> [What is required] Each entry below is to be duplicated verbatim.

> [Dataset entries]
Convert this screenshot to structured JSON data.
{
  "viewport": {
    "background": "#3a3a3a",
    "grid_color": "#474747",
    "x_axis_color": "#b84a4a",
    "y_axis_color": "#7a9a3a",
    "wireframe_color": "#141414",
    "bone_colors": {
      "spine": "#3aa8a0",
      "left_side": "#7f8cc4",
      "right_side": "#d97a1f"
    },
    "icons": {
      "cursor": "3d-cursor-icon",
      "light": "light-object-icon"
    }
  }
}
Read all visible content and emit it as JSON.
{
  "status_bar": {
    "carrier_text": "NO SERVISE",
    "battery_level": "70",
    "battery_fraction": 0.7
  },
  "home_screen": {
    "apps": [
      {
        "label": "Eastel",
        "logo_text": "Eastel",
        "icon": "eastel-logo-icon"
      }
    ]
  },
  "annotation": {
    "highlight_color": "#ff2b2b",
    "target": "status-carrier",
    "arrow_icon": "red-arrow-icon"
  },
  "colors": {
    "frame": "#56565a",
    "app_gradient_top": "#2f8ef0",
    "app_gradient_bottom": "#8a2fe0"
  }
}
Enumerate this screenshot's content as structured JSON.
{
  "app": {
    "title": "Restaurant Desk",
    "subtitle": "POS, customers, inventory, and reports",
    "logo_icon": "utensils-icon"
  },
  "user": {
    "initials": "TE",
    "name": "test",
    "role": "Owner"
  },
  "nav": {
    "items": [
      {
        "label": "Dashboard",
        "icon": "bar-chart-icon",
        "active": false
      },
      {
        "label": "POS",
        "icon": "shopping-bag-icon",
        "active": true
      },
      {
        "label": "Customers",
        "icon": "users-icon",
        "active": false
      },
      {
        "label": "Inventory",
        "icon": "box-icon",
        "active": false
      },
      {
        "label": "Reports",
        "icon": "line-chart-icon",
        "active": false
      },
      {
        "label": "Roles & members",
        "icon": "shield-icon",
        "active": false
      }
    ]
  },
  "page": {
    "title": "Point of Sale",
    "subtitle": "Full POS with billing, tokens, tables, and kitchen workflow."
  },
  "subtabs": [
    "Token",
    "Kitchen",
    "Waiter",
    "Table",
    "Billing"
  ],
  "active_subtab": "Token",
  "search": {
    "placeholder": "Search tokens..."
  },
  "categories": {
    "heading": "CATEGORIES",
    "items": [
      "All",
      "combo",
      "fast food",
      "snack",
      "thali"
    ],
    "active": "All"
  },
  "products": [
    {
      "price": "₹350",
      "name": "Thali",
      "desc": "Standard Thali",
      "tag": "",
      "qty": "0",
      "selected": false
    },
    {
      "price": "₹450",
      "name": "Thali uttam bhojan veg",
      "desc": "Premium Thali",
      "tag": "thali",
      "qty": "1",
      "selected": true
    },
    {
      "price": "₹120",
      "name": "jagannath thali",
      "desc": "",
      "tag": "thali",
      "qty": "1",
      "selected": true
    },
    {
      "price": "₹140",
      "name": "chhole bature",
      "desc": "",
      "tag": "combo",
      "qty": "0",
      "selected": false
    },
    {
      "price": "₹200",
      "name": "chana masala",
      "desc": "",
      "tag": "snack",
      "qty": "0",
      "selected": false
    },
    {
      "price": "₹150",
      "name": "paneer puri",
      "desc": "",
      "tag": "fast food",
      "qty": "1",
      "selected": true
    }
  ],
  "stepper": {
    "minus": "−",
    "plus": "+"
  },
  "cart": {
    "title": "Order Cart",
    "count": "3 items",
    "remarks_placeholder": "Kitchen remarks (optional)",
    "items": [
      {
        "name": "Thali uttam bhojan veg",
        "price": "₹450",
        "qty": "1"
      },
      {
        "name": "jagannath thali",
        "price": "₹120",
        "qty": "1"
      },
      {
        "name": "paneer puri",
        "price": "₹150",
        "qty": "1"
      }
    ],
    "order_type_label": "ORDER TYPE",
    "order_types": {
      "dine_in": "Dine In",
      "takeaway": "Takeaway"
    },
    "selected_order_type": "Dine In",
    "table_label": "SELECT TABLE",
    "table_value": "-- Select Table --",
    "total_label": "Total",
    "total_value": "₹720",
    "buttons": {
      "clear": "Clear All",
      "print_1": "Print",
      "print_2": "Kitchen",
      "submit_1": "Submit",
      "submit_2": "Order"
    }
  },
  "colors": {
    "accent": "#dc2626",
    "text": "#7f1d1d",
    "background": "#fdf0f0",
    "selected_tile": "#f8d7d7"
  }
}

> [Written solution]
Convert this screenshot to structured JSON data.
{
  "viewport": {
    "background": "#3a3a3a",
    "grid_color": "#474747",
    "x_axis_color": "#b84a4a",
    "y_axis_color": "#7a9a3a",
    "wireframe_color": "#141414",
    "bone_colors": {
      "spine": "#3aa8a0",
      "left_side": "#7f8cc4",
      "right_side": "#d97a1f"
    },
    "icons": {
      "cursor": "3d-cursor-icon",
      "light": "light-object-icon"
    }
  }
}
Read all visible content and emit it as JSON.
{
  "status_bar": {
    "carrier_text": "NO SERVISE",
    "battery_level": "70",
    "battery_fraction": 0.7
  },
  "home_screen": {
    "apps": [
      {
        "label": "Eastel",
        "logo_text": "Eastel",
        "icon": "eastel-logo-icon"
      }
    ]
  },
  "annotation": {
    "highlight_color": "#ff2b2b",
    "target": "status-carrier",
    "arrow_icon": "red-arrow-icon"
  },
  "colors": {
    "frame": "#56565a",
    "app_gradient_top": "#2f8ef0",
    "app_gradient_bottom": "#8a2fe0"
  }
}
Enumerate this screenshot's content as structured JSON.
{
  "app": {
    "title": "Restaurant Desk",
    "subtitle": "POS, customers, inventory, and reports",
    "logo_icon": "utensils-icon"
  },
  "user": {
    "initials": "TE",
    "name": "test",
    "role": "Owner"
  },
  "nav": {
    "items": [
      {
        "label": "Dashboard",
        "icon": "bar-chart-icon",
        "active": false
      },
      {
        "label": "POS",
        "icon": "shopping-bag-icon",
        "active": true
      },
      {
        "label": "Customers",
        "icon": "users-icon",
        "active": false
      },
      {
        "label": "Inventory",
        "icon": "box-icon",
        "active": false
      },
      {
        "label": "Reports",
        "icon": "line-chart-icon",
        "active": false
      },
      {
        "label": "Roles & members",
        "icon": "shield-icon",
        "active": false
      }
    ]
  },
  "page": {
    "title": "Point of Sale",
    "subtitle": "Full POS with billing, tokens, tables, and kitchen workflow."
  },
  "subtabs": [
    "Token",
    "Kitchen",
    "Waiter",
    "Table",
    "Billing"
  ],
  "active_subtab": "Token",
  "search": {
    "placeholder": "Search tokens..."
  },
  "categories": {
    "heading": "CATEGORIES",
    "items": [
      "All",
      "combo",
      "fast food",
      "snack",
      "thali"
    ],
    "active": "All"
  },
  "products": [
    {
      "price": "₹350",
      "name": "Thali",
      "desc": "Standard Thali",
      "tag": "",
      "qty": "0",
      "selected": false
    },
    {
      "price": "₹450",
      "name": "Thali uttam bhojan veg",
      "desc": "Premium Thali",
      "tag": "thali",
      "qty": "1",
      "selected": true
    },
    {
      "price": "₹120",
      "name": "jagannath thali",
      "desc": "",
      "tag": "thali",
      "qty": "1",
      "selected": true
    },
    {
      "price": "₹140",
      "name": "chhole bature",
      "desc": "",
      "tag": "combo",
      "qty": "0",
      "selected": false
    },
    {
      "price": "₹200",
      "name": "chana masala",
      "desc": "",
      "tag": "snack",
      "qty": "0",
      "selected": false
    },
    {
      "price": "₹150",
      "name": "paneer puri",
      "desc": "",
      "tag": "fast food",
      "qty": "1",
      "selected": true
    }
  ],
  "stepper": {
    "minus": "−",
    "plus": "+"
  },
  "cart": {
    "title": "Order Cart",
    "count": "3 items",
    "remarks_placeholder": "Kitchen remarks (optional)",
    "items": [
      {
        "name": "Thali uttam bhojan veg",
        "price": "₹450",
        "qty": "1"
      },
      {
        "name": "jagannath thali",
        "price": "₹120",
        "qty": "1"
      },
      {
        "name": "paneer puri",
        "price": "₹150",
        "qty": "1"
      }
    ],
    "order_type_label": "ORDER TYPE",
    "order_types": {
      "dine_in": "Dine In",
      "takeaway": "Takeaway"
    },
    "selected_order_type": "Dine In",
    "table_label": "SELECT TABLE",
    "table_value": "-- Select Table --",
    "total_label": "Total",
    "total_value": "₹720",
    "buttons": {
      "clear": "Clear All",
      "print_1": "Print",
      "print_2": "Kitchen",
      "submit_1": "Submit",
      "submit_2": "Order"
    }
  },
  "colors": {
    "accent": "#dc2626",
    "text": "#7f1d1d",
    "background": "#fdf0f0",
    "selected_tile": "#f8d7d7"
  }
}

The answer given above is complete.